— Exercise goal —
Extract every line that contains the string "Tablet".

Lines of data

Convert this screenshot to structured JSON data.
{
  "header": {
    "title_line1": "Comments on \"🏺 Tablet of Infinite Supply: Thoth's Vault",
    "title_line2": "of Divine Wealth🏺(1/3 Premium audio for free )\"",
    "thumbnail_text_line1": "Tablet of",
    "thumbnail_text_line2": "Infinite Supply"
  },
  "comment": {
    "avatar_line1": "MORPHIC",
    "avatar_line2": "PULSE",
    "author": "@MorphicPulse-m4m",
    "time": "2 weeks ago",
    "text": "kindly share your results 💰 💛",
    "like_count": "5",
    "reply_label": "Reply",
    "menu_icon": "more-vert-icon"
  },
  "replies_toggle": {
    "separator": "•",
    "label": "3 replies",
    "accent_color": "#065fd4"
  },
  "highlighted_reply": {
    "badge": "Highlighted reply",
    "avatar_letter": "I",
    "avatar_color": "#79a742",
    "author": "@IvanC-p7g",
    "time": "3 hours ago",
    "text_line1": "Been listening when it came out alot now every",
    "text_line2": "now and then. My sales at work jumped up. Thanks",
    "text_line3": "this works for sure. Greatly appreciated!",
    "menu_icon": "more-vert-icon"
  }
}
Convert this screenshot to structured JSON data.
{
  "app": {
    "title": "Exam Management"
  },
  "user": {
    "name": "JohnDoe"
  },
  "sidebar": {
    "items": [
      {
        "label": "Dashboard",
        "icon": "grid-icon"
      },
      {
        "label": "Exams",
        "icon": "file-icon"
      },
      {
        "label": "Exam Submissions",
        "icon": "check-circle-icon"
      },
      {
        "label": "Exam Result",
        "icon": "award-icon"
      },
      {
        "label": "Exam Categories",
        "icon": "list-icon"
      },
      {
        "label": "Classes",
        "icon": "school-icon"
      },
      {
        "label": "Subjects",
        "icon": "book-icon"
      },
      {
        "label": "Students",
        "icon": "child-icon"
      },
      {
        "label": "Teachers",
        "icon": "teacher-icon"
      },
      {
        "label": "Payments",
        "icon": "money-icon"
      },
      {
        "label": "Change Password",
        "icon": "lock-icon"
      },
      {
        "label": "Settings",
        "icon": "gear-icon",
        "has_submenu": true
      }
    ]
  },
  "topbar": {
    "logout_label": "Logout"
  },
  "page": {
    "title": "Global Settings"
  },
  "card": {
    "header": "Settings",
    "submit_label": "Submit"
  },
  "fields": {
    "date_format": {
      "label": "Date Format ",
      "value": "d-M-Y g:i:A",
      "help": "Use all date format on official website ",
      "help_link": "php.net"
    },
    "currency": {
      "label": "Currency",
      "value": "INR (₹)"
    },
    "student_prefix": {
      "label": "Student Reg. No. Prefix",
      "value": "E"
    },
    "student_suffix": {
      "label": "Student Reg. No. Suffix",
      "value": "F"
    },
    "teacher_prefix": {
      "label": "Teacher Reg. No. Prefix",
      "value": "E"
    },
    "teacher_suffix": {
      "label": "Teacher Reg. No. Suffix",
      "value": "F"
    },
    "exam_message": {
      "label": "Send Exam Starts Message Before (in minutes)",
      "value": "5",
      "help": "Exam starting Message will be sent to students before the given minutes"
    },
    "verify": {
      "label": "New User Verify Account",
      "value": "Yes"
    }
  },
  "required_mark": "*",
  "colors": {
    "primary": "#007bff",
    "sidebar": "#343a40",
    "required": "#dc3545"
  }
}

— Expected output —
    "title_line1": "Comments on \"🏺 Tablet of Infinite Supply: Thoth's Vault",
    "thumbnail_text_line1": "Tablet of",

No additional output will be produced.